* **What is needed**: Your task is to repeat the listing exactly.

##### Provided records #####

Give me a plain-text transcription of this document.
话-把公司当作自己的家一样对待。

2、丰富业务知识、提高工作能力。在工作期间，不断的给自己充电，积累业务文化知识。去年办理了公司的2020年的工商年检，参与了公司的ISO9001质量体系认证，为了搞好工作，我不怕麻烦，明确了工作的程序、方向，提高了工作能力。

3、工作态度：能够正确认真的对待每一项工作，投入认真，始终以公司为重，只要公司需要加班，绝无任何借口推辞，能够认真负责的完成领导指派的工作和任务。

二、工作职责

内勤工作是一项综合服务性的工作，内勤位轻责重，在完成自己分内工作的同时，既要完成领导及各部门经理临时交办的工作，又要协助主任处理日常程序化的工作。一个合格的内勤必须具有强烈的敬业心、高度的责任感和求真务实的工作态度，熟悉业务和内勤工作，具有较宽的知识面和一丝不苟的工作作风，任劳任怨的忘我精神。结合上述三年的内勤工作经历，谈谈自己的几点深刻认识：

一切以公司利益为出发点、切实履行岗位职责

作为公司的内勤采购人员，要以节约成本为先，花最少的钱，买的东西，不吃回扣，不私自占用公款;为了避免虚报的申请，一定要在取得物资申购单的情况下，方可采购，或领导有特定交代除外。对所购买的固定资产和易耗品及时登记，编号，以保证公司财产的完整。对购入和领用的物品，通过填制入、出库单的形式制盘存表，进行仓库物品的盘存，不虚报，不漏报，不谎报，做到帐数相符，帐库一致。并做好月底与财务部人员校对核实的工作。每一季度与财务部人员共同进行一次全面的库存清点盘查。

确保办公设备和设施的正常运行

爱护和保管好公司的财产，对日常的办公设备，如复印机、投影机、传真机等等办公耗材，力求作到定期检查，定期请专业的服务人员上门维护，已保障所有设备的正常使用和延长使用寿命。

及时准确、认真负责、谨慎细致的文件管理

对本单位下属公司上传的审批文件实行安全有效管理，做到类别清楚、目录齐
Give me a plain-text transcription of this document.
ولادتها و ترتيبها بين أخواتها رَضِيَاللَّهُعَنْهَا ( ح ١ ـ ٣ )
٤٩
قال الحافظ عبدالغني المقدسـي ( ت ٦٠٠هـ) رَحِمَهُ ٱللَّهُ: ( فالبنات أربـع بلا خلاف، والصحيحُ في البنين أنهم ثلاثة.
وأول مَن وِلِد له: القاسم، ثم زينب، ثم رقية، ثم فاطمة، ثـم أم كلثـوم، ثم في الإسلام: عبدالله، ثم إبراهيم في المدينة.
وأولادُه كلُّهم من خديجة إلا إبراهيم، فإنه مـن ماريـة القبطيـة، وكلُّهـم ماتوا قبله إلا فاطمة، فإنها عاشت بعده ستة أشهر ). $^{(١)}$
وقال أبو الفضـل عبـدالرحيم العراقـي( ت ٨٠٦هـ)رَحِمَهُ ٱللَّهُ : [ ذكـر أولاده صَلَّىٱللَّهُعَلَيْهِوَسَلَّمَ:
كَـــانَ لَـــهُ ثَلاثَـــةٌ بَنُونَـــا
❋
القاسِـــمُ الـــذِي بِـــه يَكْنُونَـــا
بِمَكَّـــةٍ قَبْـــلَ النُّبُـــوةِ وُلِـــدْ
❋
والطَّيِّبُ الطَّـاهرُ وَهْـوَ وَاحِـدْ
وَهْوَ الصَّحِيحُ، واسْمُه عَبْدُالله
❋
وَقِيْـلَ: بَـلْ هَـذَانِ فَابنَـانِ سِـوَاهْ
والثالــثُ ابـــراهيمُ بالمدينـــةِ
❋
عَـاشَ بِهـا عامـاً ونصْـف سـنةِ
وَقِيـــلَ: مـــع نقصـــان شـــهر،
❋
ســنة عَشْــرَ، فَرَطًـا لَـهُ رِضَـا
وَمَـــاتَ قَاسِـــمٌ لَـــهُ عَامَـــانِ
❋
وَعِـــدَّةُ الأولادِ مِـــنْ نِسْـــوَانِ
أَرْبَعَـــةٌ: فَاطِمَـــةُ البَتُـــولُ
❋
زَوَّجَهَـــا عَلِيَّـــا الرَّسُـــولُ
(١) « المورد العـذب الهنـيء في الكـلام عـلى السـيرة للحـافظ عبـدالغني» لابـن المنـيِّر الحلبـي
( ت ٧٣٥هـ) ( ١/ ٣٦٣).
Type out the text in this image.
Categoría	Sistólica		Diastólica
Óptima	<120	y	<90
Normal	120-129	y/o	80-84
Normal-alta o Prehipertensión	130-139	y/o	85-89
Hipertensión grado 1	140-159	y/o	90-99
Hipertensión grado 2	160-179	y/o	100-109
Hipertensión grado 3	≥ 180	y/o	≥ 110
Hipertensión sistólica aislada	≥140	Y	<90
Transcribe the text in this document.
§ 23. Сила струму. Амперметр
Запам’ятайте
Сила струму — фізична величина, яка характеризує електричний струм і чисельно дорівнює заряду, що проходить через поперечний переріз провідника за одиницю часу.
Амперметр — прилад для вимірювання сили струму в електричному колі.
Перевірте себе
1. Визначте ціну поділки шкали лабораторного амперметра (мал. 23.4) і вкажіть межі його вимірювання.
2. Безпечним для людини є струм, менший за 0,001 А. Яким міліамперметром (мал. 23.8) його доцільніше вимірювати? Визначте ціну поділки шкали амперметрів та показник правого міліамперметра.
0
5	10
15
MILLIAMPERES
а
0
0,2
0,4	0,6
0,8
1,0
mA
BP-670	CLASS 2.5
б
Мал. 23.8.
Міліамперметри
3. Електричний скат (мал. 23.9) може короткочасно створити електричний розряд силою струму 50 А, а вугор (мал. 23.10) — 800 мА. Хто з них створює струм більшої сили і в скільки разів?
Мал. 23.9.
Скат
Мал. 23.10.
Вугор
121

#####

* **Solution for this problem**:
Give me a plain-text transcription of this document.
话-把公司当作自己的家一样对待。

2、丰富业务知识、提高工作能力。在工作期间，不断的给自己充电，积累业务文化知识。去年办理了公司的2020年的工商年检，参与了公司的ISO9001质量体系认证，为了搞好工作，我不怕麻烦，明确了工作的程序、方向，提高了工作能力。

3、工作态度：能够正确认真的对待每一项工作，投入认真，始终以公司为重，只要公司需要加班，绝无任何借口推辞，能够认真负责的完成领导指派的工作和任务。

二、工作职责

内勤工作是一项综合服务性的工作，内勤位轻责重，在完成自己分内工作的同时，既要完成领导及各部门经理临时交办的工作，又要协助主任处理日常程序化的工作。一个合格的内勤必须具有强烈的敬业心、高度的责任感和求真务实的工作态度，熟悉业务和内勤工作，具有较宽的知识面和一丝不苟的工作作风，任劳任怨的忘我精神。结合上述三年的内勤工作经历，谈谈自己的几点深刻认识：

一切以公司利益为出发点、切实履行岗位职责

作为公司的内勤采购人员，要以节约成本为先，花最少的钱，买的东西，不吃回扣，不私自占用公款;为了避免虚报的申请，一定要在取得物资申购单的情况下，方可采购，或领导有特定交代除外。对所购买的固定资产和易耗品及时登记，编号，以保证公司财产的完整。对购入和领用的物品，通过填制入、出库单的形式制盘存表，进行仓库物品的盘存，不虚报，不漏报，不谎报，做到帐数相符，帐库一致。并做好月底与财务部人员校对核实的工作。每一季度与财务部人员共同进行一次全面的库存清点盘查。

确保办公设备和设施的正常运行

爱护和保管好公司的财产，对日常的办公设备，如复印机、投影机、传真机等等办公耗材，力求作到定期检查，定期请专业的服务人员上门维护，已保障所有设备的正常使用和延长使用寿命。

及时准确、认真负责、谨慎细致的文件管理

对本单位下属公司上传的审批文件实行安全有效管理，做到类别清楚、目录齐
Give me a plain-text transcription of this document.
ولادتها و ترتيبها بين أخواتها رَضِيَاللَّهُعَنْهَا ( ح ١ ـ ٣ )
٤٩
قال الحافظ عبدالغني المقدسـي ( ت ٦٠٠هـ) رَحِمَهُ ٱللَّهُ: ( فالبنات أربـع بلا خلاف، والصحيحُ في البنين أنهم ثلاثة.
وأول مَن وِلِد له: القاسم، ثم زينب، ثم رقية، ثم فاطمة، ثـم أم كلثـوم، ثم في الإسلام: عبدالله، ثم إبراهيم في المدينة.
وأولادُه كلُّهم من خديجة إلا إبراهيم، فإنه مـن ماريـة القبطيـة، وكلُّهـم ماتوا قبله إلا فاطمة، فإنها عاشت بعده ستة أشهر ). $^{(١)}$
وقال أبو الفضـل عبـدالرحيم العراقـي( ت ٨٠٦هـ)رَحِمَهُ ٱللَّهُ : [ ذكـر أولاده صَلَّىٱللَّهُعَلَيْهِوَسَلَّمَ:
كَـــانَ لَـــهُ ثَلاثَـــةٌ بَنُونَـــا
❋
القاسِـــمُ الـــذِي بِـــه يَكْنُونَـــا
بِمَكَّـــةٍ قَبْـــلَ النُّبُـــوةِ وُلِـــدْ
❋
والطَّيِّبُ الطَّـاهرُ وَهْـوَ وَاحِـدْ
وَهْوَ الصَّحِيحُ، واسْمُه عَبْدُالله
❋
وَقِيْـلَ: بَـلْ هَـذَانِ فَابنَـانِ سِـوَاهْ
والثالــثُ ابـــراهيمُ بالمدينـــةِ
❋
عَـاشَ بِهـا عامـاً ونصْـف سـنةِ
وَقِيـــلَ: مـــع نقصـــان شـــهر،
❋
ســنة عَشْــرَ، فَرَطًـا لَـهُ رِضَـا
وَمَـــاتَ قَاسِـــمٌ لَـــهُ عَامَـــانِ
❋
وَعِـــدَّةُ الأولادِ مِـــنْ نِسْـــوَانِ
أَرْبَعَـــةٌ: فَاطِمَـــةُ البَتُـــولُ
❋
زَوَّجَهَـــا عَلِيَّـــا الرَّسُـــولُ
(١) « المورد العـذب الهنـيء في الكـلام عـلى السـيرة للحـافظ عبـدالغني» لابـن المنـيِّر الحلبـي
( ت ٧٣٥هـ) ( ١/ ٣٦٣).
Type out the text in this image.
Categoría	Sistólica		Diastólica
Óptima	<120	y	<90
Normal	120-129	y/o	80-84
Normal-alta o Prehipertensión	130-139	y/o	85-89
Hipertensión grado 1	140-159	y/o	90-99
Hipertensión grado 2	160-179	y/o	100-109
Hipertensión grado 3	≥ 180	y/o	≥ 110
Hipertensión sistólica aislada	≥140	Y	<90
Transcribe the text in this document.
§ 23. Сила струму. Амперметр
Запам’ятайте
Сила струму — фізична величина, яка характеризує електричний струм і чисельно дорівнює заряду, що проходить через поперечний переріз провідника за одиницю часу.
Амперметр — прилад для вимірювання сили струму в електричному колі.
Перевірте себе
1. Визначте ціну поділки шкали лабораторного амперметра (мал. 23.4) і вкажіть межі його вимірювання.
2. Безпечним для людини є струм, менший за 0,001 А. Яким міліамперметром (мал. 23.8) його доцільніше вимірювати? Визначте ціну поділки шкали амперметрів та показник правого міліамперметра.
0
5	10
15
MILLIAMPERES
а
0
0,2
0,4	0,6
0,8
1,0
mA
BP-670	CLASS 2.5
б
Мал. 23.8.
Міліамперметри
3. Електричний скат (мал. 23.9) може короткочасно створити електричний розряд силою струму 50 А, а вугор (мал. 23.10) — 800 мА. Хто з них створює струм більшої сили і в скільки разів?
Мал. 23.9.
Скат
Мал. 23.10.
Вугор
121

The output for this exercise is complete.